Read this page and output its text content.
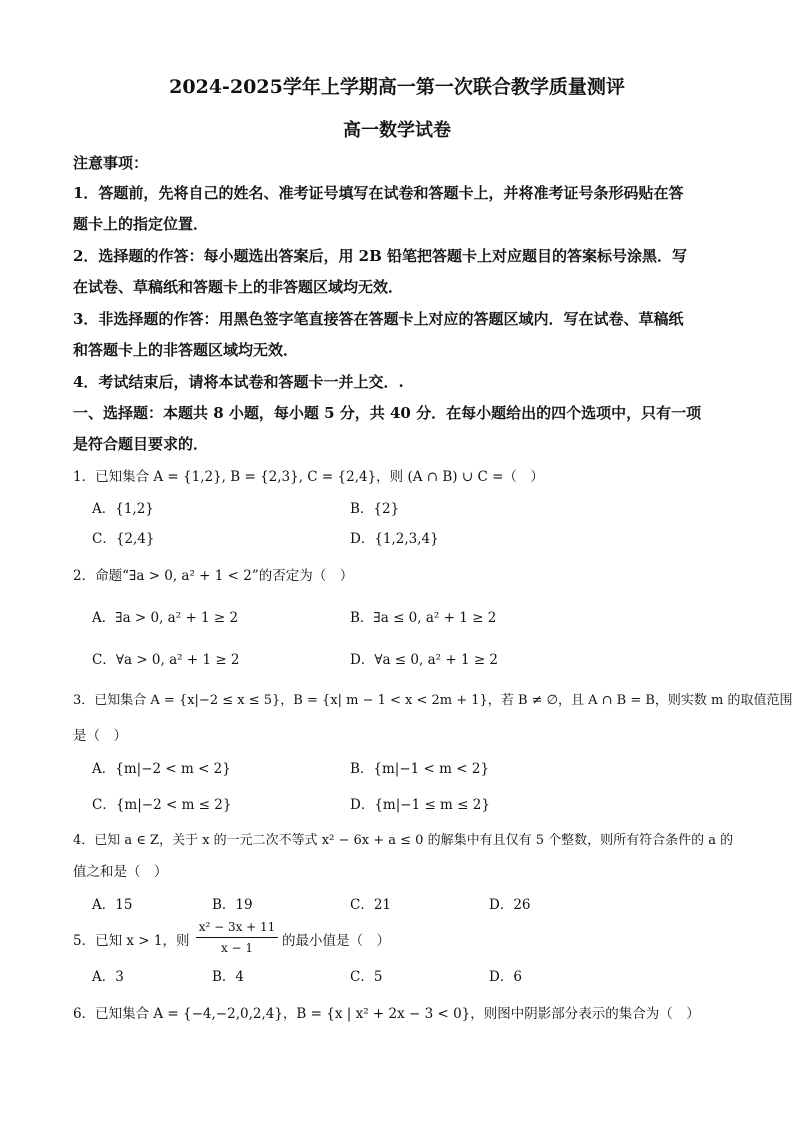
2024-2025学年上学期高一第一次联合教学质量测评
高一数学试卷
注意事项：
1．答题前，先将自己的姓名、准考证号填写在试卷和答题卡上，并将准考证号条形码贴在答
题卡上的指定位置．
2．选择题的作答：每小题选出答案后，用 2B 铅笔把答题卡上对应题目的答案标号涂黑．写
在试卷、草稿纸和答题卡上的非答题区域均无效．
3．非选择题的作答：用黑色签字笔直接答在答题卡上对应的答题区域内．写在试卷、草稿纸
和答题卡上的非答题区域均无效．
4．考试结束后，请将本试卷和答题卡一并上交．.
一、选择题：本题共 8 小题，每小题 5 分，共 40 分．在每小题给出的四个选项中，只有一项
是符合题目要求的．
1．已知集合 A = {1,2}, B = {2,3}, C = {2,4}，则 (A ∩ B) ∪ C =（　）
A．{1,2}	B．{2}
C．{2,4}	D．{1,2,3,4}
2．命题“∃a > 0, a² + 1 < 2”的否定为（　）
A．∃a > 0, a² + 1 ≥ 2	B．∃a ≤ 0, a² + 1 ≥ 2
C．∀a > 0, a² + 1 ≥ 2	D．∀a ≤ 0, a² + 1 ≥ 2
3．已知集合 A = {x|−2 ≤ x ≤ 5}，B = {x| m − 1 < x < 2m + 1}，若 B ≠ ∅，且 A ∩ B = B，则实数 m 的取值范围
是（　）
A．{m|−2 < m < 2}	B．{m|−1 < m < 2}
C．{m|−2 < m ≤ 2}	D．{m|−1 ≤ m ≤ 2}
4．已知 a ∈ Z，关于 x 的一元二次不等式 x² − 6x + a ≤ 0 的解集中有且仅有 5 个整数，则所有符合条件的 a 的
值之和是（　）
A．15	B．19	C．21	D．26
5．已知 x > 1，则
x² − 3x + 11
x − 1	的最小值是（　）
A．3	B．4	C．5	D．6
6．已知集合 A = {−4,−2,0,2,4}，B = {x | x² + 2x − 3 < 0}，则图中阴影部分表示的集合为（　）
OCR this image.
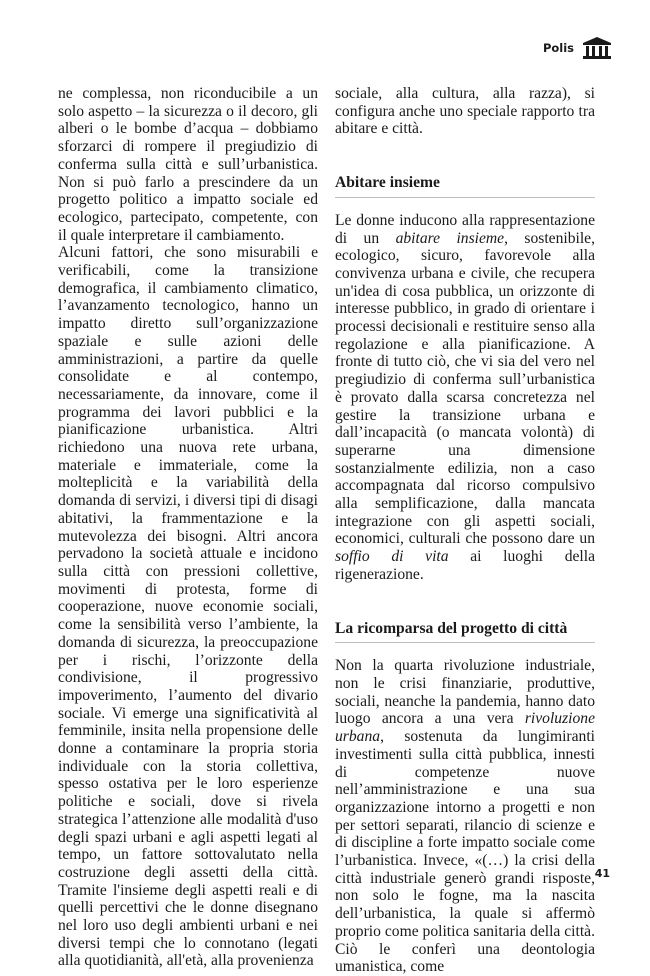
Polis

ne complessa, non riconducibile a un solo aspetto – la sicurezza o il decoro, gli alberi o le bombe d’acqua – dobbiamo sforzarci di rompere il pregiudizio di conferma sulla città e sull’urbanistica. Non si può farlo a prescindere da un progetto politico a impatto sociale ed ecologico, partecipato, competente, con il quale interpretare il cambiamento.

Alcuni fattori, che sono misurabili e verificabili, come la transizione demografica, il cambiamento climatico, l’avanzamento tecnologico, hanno un impatto diretto sull’organizzazione spaziale e sulle azioni delle amministrazioni, a partire da quelle consolidate e al contempo, necessariamente, da innovare, come il programma dei lavori pubblici e la pianificazione urbanistica. Altri richiedono una nuova rete urbana, materiale e immateriale, come la molteplicità e la variabilità della domanda di servizi, i diversi tipi di disagi abitativi, la frammentazione e la mutevolezza dei bisogni. Altri ancora pervadono la società attuale e incidono sulla città con pressioni collettive, movimenti di protesta, forme di cooperazione, nuove economie sociali, come la sensibilità verso l’ambiente, la domanda di sicurezza, la preoccupazione per i rischi, l’orizzonte della condivisione, il progressivo impoverimento, l’aumento del divario sociale. Vi emerge una significatività al femminile, insita nella propensione delle donne a contaminare la propria storia individuale con la storia collettiva, spesso ostativa per le loro esperienze politiche e sociali, dove si rivela strategica l’attenzione alle modalità d'uso degli spazi urbani e agli aspetti legati al tempo, un fattore sottovalutato nella costruzione degli assetti della città. Tramite l'insieme degli aspetti reali e di quelli percettivi che le donne disegnano nel loro uso degli ambienti urbani e nei diversi tempi che lo connotano (legati alla quotidianità, all'età, alla provenienza

sociale, alla cultura, alla razza), si configura anche uno speciale rapporto tra abitare e città.

Abitare insieme

Le donne inducono alla rappresentazione di un abitare insieme, sostenibile, ecologico, sicuro, favorevole alla convivenza urbana e civile, che recupera un'idea di cosa pubblica, un orizzonte di interesse pubblico, in grado di orientare i processi decisionali e restituire senso alla regolazione e alla pianificazione. A fronte di tutto ciò, che vi sia del vero nel pregiudizio di conferma sull’urbanistica è provato dalla scarsa concretezza nel gestire la transizione urbana e dall’incapacità (o mancata volontà) di superarne una dimensione sostanzialmente edilizia, non a caso accompagnata dal ricorso compulsivo alla semplificazione, dalla mancata integrazione con gli aspetti sociali, economici, culturali che possono dare un soffio di vita ai luoghi della rigenerazione.

La ricomparsa del progetto di città

Non la quarta rivoluzione industriale, non le crisi finanziarie, produttive, sociali, neanche la pandemia, hanno dato luogo ancora a una vera rivoluzione urbana, sostenuta da lungimiranti investimenti sulla città pubblica, innesti di competenze nuove nell’amministrazione e una sua organizzazione intorno a progetti e non per settori separati, rilancio di scienze e di discipline a forte impatto sociale come l’urbanistica. Invece, «(…) la crisi della città industriale generò grandi risposte, non solo le fogne, ma la nascita dell’urbanistica, la quale si affermò proprio come politica sanitaria della città. Ciò le conferì una deontologia umanistica, come

41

▶ Exercise requirements: Write out each line of the data exactly; the images should be left out.

▶ Task output:
Read this page and output its text content.
2024-2025学年上学期高一第一次联合教学质量测评
高一数学试卷
注意事项：
1．答题前，先将自己的姓名、准考证号填写在试卷和答题卡上，并将准考证号条形码贴在答
题卡上的指定位置．
2．选择题的作答：每小题选出答案后，用 2B 铅笔把答题卡上对应题目的答案标号涂黑．写
在试卷、草稿纸和答题卡上的非答题区域均无效．
3．非选择题的作答：用黑色签字笔直接答在答题卡上对应的答题区域内．写在试卷、草稿纸
和答题卡上的非答题区域均无效．
4．考试结束后，请将本试卷和答题卡一并上交．.
一、选择题：本题共 8 小题，每小题 5 分，共 40 分．在每小题给出的四个选项中，只有一项
是符合题目要求的．
1．已知集合 A = {1,2}, B = {2,3}, C = {2,4}，则 (A ∩ B) ∪ C =（　）
A．{1,2}	B．{2}
C．{2,4}	D．{1,2,3,4}
2．命题“∃a > 0, a² + 1 < 2”的否定为（　）
A．∃a > 0, a² + 1 ≥ 2	B．∃a ≤ 0, a² + 1 ≥ 2
C．∀a > 0, a² + 1 ≥ 2	D．∀a ≤ 0, a² + 1 ≥ 2
3．已知集合 A = {x|−2 ≤ x ≤ 5}，B = {x| m − 1 < x < 2m + 1}，若 B ≠ ∅，且 A ∩ B = B，则实数 m 的取值范围
是（　）
A．{m|−2 < m < 2}	B．{m|−1 < m < 2}
C．{m|−2 < m ≤ 2}	D．{m|−1 ≤ m ≤ 2}
4．已知 a ∈ Z，关于 x 的一元二次不等式 x² − 6x + a ≤ 0 的解集中有且仅有 5 个整数，则所有符合条件的 a 的
值之和是（　）
A．15	B．19	C．21	D．26
5．已知 x > 1，则
x² − 3x + 11
x − 1	的最小值是（　）
A．3	B．4	C．5	D．6
6．已知集合 A = {−4,−2,0,2,4}，B = {x | x² + 2x − 3 < 0}，则图中阴影部分表示的集合为（　）
OCR this image.
Polis

ne complessa, non riconducibile a un solo aspetto – la sicurezza o il decoro, gli alberi o le bombe d’acqua – dobbiamo sforzarci di rompere il pregiudizio di conferma sulla città e sull’urbanistica. Non si può farlo a prescindere da un progetto politico a impatto sociale ed ecologico, partecipato, competente, con il quale interpretare il cambiamento.

Alcuni fattori, che sono misurabili e verificabili, come la transizione demografica, il cambiamento climatico, l’avanzamento tecnologico, hanno un impatto diretto sull’organizzazione spaziale e sulle azioni delle amministrazioni, a partire da quelle consolidate e al contempo, necessariamente, da innovare, come il programma dei lavori pubblici e la pianificazione urbanistica. Altri richiedono una nuova rete urbana, materiale e immateriale, come la molteplicità e la variabilità della domanda di servizi, i diversi tipi di disagi abitativi, la frammentazione e la mutevolezza dei bisogni. Altri ancora pervadono la società attuale e incidono sulla città con pressioni collettive, movimenti di protesta, forme di cooperazione, nuove economie sociali, come la sensibilità verso l’ambiente, la domanda di sicurezza, la preoccupazione per i rischi, l’orizzonte della condivisione, il progressivo impoverimento, l’aumento del divario sociale. Vi emerge una significatività al femminile, insita nella propensione delle donne a contaminare la propria storia individuale con la storia collettiva, spesso ostativa per le loro esperienze politiche e sociali, dove si rivela strategica l’attenzione alle modalità d'uso degli spazi urbani e agli aspetti legati al tempo, un fattore sottovalutato nella costruzione degli assetti della città. Tramite l'insieme degli aspetti reali e di quelli percettivi che le donne disegnano nel loro uso degli ambienti urbani e nei diversi tempi che lo connotano (legati alla quotidianità, all'età, alla provenienza

sociale, alla cultura, alla razza), si configura anche uno speciale rapporto tra abitare e città.

Abitare insieme

Le donne inducono alla rappresentazione di un abitare insieme, sostenibile, ecologico, sicuro, favorevole alla convivenza urbana e civile, che recupera un'idea di cosa pubblica, un orizzonte di interesse pubblico, in grado di orientare i processi decisionali e restituire senso alla regolazione e alla pianificazione. A fronte di tutto ciò, che vi sia del vero nel pregiudizio di conferma sull’urbanistica è provato dalla scarsa concretezza nel gestire la transizione urbana e dall’incapacità (o mancata volontà) di superarne una dimensione sostanzialmente edilizia, non a caso accompagnata dal ricorso compulsivo alla semplificazione, dalla mancata integrazione con gli aspetti sociali, economici, culturali che possono dare un soffio di vita ai luoghi della rigenerazione.

La ricomparsa del progetto di città

Non la quarta rivoluzione industriale, non le crisi finanziarie, produttive, sociali, neanche la pandemia, hanno dato luogo ancora a una vera rivoluzione urbana, sostenuta da lungimiranti investimenti sulla città pubblica, innesti di competenze nuove nell’amministrazione e una sua organizzazione intorno a progetti e non per settori separati, rilancio di scienze e di discipline a forte impatto sociale come l’urbanistica. Invece, «(…) la crisi della città industriale generò grandi risposte, non solo le fogne, ma la nascita dell’urbanistica, la quale si affermò proprio come politica sanitaria della città. Ciò le conferì una deontologia umanistica, come

41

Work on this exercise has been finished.